__Exercise__
Carry on the forum thread about fitting bikes to the Tacx Neo 2 trainer, starting with the body of the final post by Milkfloat.

Welcome to the site Kirsten. 

We have a Neo 2 - great bit of kit. It comes with a good range of adaptors and spacers. Both of our bikes fit very well 2018 Trek Emonda (rim brakes) and 2020 Liv Langma (disc brakes). We didn't have to buy any extras to get them to fit.

The Emonda fits the most easily of the two. More care is needed with the Liv as it has a 140mm rotor at the rear making clearance between a bit tight while mounting the bike to the Neo, but once aware it's not so bad. It should be a bit easier with 160mm rotor which I think you probably have.


----------



## CXRAndy (16 Mar 2021)

I dont know the bike, but if it comes with disc brakes, slacken or undo the rear caliper to ensure good clearance. My bike has after market calipers which are bigger on my tacx neo 2 , I place a piece of paper down the side of the caliper to stop rubbing.


----------



## Milkfloat (16 Mar 2021)

I initially had a problem with a disc braked bike on the Neo, it still fit and worked correctly but the calliper would rub slightly. I contacted Tacx/Garmin and they sent out a small spacer which cured the problem totally, this also works on my newer Canyon Ultimate. You could always try asking on the Neo Facebook page. https://www.facebook.com/groups/TacxNeoOwners/.

I found this post where someone fitted a slightly older Madone SL7 - 
View: https://www.facebook.com/groups/TacxNeoOwners/permalink/2675394052687916
The photo looks very encouraging


----------



## Kirsten (16 Mar 2021)

Appreciate the detailed reply Milkfloat and i will note your point about additional spacer. From what i understand the problem with the new Madone is outside to outside distance of the rear. Its too wide for the standard adapter kit provided by Tacx. Part of this learning is a suggestion to use an alternate adapter (longer) from Tacx (part # T2835). Not confirmed however if this works.


----------



## CXRAndy (23 Mar 2021)

If its the external width, then cant you use the QR/thru axle that is on the rear wheel?


----------



## Milkfloat (23 Mar 2021)

[Items drawn from a data source]
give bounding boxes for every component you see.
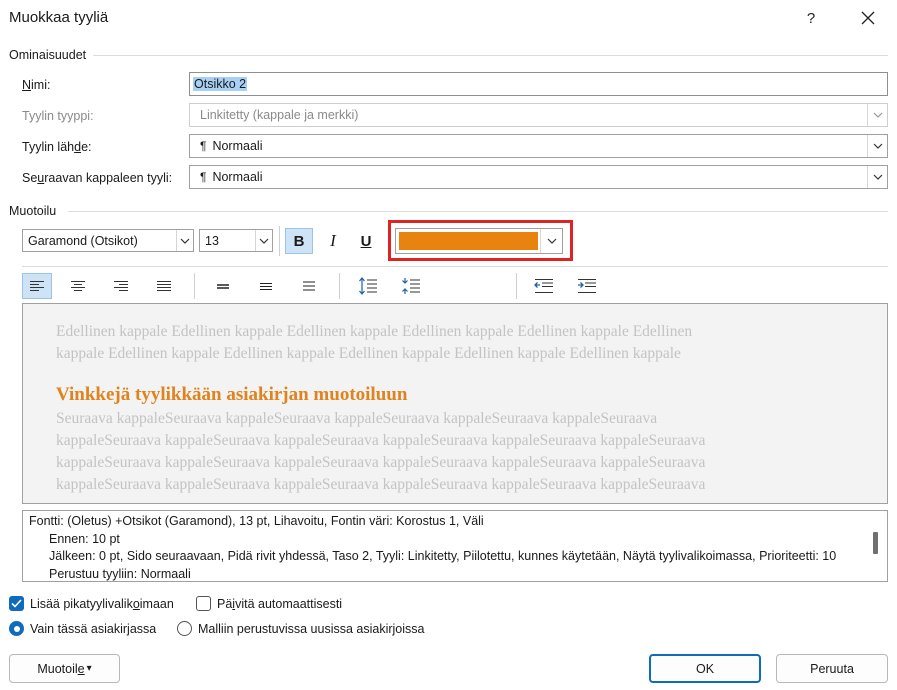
auto-update-label[interactable]: Päivitä automaattisesti bbox=[217, 597, 342, 611]
next-style-label: Seuraavan kappaleen tyyli: bbox=[22, 171, 173, 185]
new-documents-label[interactable]: Malliin perustuvissa uusissa asiakirjois… bbox=[198, 622, 424, 636]
style-type-label: Tyylin tyyppi: bbox=[22, 109, 94, 123]
preview-following-line: kappaleSeuraava kappaleSeuraava kappaleS… bbox=[56, 431, 706, 449]
toolbar-divider bbox=[22, 266, 888, 267]
font-color-swatch bbox=[399, 232, 538, 250]
paragraph-icon: ¶ bbox=[200, 139, 207, 153]
single-spacing-button[interactable] bbox=[208, 273, 238, 299]
chevron-down-icon[interactable] bbox=[867, 135, 887, 157]
justify-button[interactable] bbox=[149, 273, 179, 299]
preview-previous-line: kappale Edellinen kappale Edellinen kapp… bbox=[56, 345, 681, 363]
toolbar-separator bbox=[194, 273, 195, 299]
decrease-indent-button[interactable] bbox=[529, 273, 559, 299]
close-icon bbox=[861, 11, 875, 25]
font-color-select[interactable] bbox=[395, 228, 563, 254]
only-this-document-label[interactable]: Vain tässä asiakirjassa bbox=[30, 622, 156, 636]
add-to-gallery-label[interactable]: Lisää pikatyylivalikoimaan bbox=[30, 597, 174, 611]
description-line: Perustuu tyyliin: Normaali bbox=[49, 566, 191, 581]
close-button[interactable] bbox=[845, 0, 891, 36]
chevron-down-icon[interactable] bbox=[255, 230, 272, 251]
chevron-down-icon[interactable] bbox=[176, 230, 193, 251]
italic-button[interactable]: I bbox=[319, 228, 347, 254]
align-right-button[interactable] bbox=[106, 273, 136, 299]
one-half-spacing-button[interactable] bbox=[251, 273, 281, 299]
underline-button[interactable]: U bbox=[352, 228, 380, 254]
align-left-icon bbox=[30, 281, 44, 291]
font-size-select[interactable]: 13 bbox=[199, 229, 273, 252]
double-spacing-button[interactable] bbox=[294, 273, 324, 299]
decrease-paragraph-spacing-button[interactable] bbox=[396, 273, 426, 299]
paragraph-spacing-decrease-icon bbox=[402, 278, 420, 294]
align-center-icon bbox=[71, 281, 85, 291]
bold-button[interactable]: B bbox=[285, 228, 313, 254]
preview-following-line: kappaleSeuraava kappaleSeuraava kappaleS… bbox=[56, 454, 706, 472]
description-line: Ennen: 10 pt bbox=[49, 531, 120, 546]
paragraph-icon: ¶ bbox=[200, 170, 207, 184]
formatting-divider bbox=[68, 211, 888, 212]
increase-indent-icon bbox=[578, 279, 596, 293]
font-select[interactable]: Garamond (Otsikot) bbox=[22, 229, 194, 252]
justify-icon bbox=[157, 281, 171, 291]
toolbar-separator bbox=[279, 226, 280, 256]
dialog-title: Muokkaa tyyliä bbox=[9, 9, 109, 26]
next-style-select[interactable]: ¶ Normaali bbox=[189, 165, 888, 189]
ok-button[interactable]: OK bbox=[649, 654, 761, 683]
only-this-document-radio[interactable] bbox=[9, 621, 24, 636]
line-spacing-double-icon bbox=[303, 281, 315, 291]
description-line: Fontti: (Oletus) +Otsikot (Garamond), 13… bbox=[29, 514, 484, 528]
description-scrollbar[interactable] bbox=[873, 532, 878, 554]
preview-following-line: Seuraava kappaleSeuraava kappaleSeuraava… bbox=[56, 409, 658, 427]
toolbar-separator bbox=[516, 273, 517, 299]
name-label: Nimi: bbox=[22, 78, 51, 92]
style-base-select[interactable]: ¶ Normaali bbox=[189, 134, 888, 158]
chevron-down-icon bbox=[867, 104, 887, 126]
preview-heading: Vinkkejä tyylikkään asiakirjan muotoiluu… bbox=[56, 383, 408, 405]
dropdown-arrow-icon: ▾ bbox=[86, 663, 92, 674]
description-line: Jälkeen: 0 pt, Sido seuraavaan, Pidä riv… bbox=[49, 549, 837, 563]
paragraph-spacing-increase-icon bbox=[359, 277, 377, 295]
format-menu-button[interactable]: Muotoil e ▾ bbox=[9, 654, 120, 683]
properties-section-label: Ominaisuudet bbox=[9, 48, 87, 62]
preview-previous-line: Edellinen kappale Edellinen kappale Edel… bbox=[56, 323, 693, 340]
chevron-down-icon[interactable] bbox=[540, 229, 562, 253]
line-spacing-single-icon bbox=[217, 284, 229, 289]
align-center-button[interactable] bbox=[63, 273, 93, 299]
style-preview: Edellinen kappale Edellinen kappale Edel… bbox=[22, 303, 888, 504]
align-right-icon bbox=[114, 281, 128, 291]
new-documents-radio[interactable] bbox=[177, 621, 192, 636]
increase-paragraph-spacing-button[interactable] bbox=[353, 273, 383, 299]
toolbar-separator bbox=[339, 273, 340, 299]
checkmark-icon bbox=[11, 599, 22, 608]
help-button[interactable]: ? bbox=[788, 0, 834, 36]
formatting-section-label: Muotoilu bbox=[9, 204, 57, 218]
style-type-select: Linkitetty (kappale ja merkki) bbox=[189, 103, 888, 127]
preview-following-line: kappaleSeuraava kappaleSeuraava kappaleS… bbox=[56, 476, 706, 494]
name-input[interactable]: Otsikko 2 bbox=[189, 72, 888, 96]
properties-divider bbox=[93, 55, 888, 56]
auto-update-checkbox[interactable] bbox=[196, 596, 211, 611]
cancel-button[interactable]: Peruuta bbox=[776, 654, 888, 683]
chevron-down-icon[interactable] bbox=[867, 166, 887, 188]
style-description: Fontti: (Oletus) +Otsikot (Garamond), 13… bbox=[22, 510, 888, 582]
style-base-label: Tyylin lähde: bbox=[22, 140, 92, 154]
add-to-gallery-checkbox[interactable] bbox=[9, 596, 24, 611]
decrease-indent-icon bbox=[534, 279, 553, 293]
increase-indent-button[interactable] bbox=[572, 273, 602, 299]
align-left-button[interactable] bbox=[22, 273, 52, 299]
line-spacing-onehalf-icon bbox=[260, 282, 272, 291]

__Written response__
Kirsten said:


> Appreciate the detailed reply Milkfloat and i will note your point about additional spacer. From what i understand the problem with the new Madone is outside to outside distance of the rear. Its too wide for the standard adapter kit provided by Tacx. Part of this learning is a suggestion to use an alternate adapter (longer) from Tacx (part # T2835). Not confirmed however if this works.


Sorry I missed your reply. I have the T2835 on my Neo 1. If you need me to measure anything, just shout.


----------



## Kirsten (24 Mar 2021)

Hi gents, 
Again, appreciate your input here.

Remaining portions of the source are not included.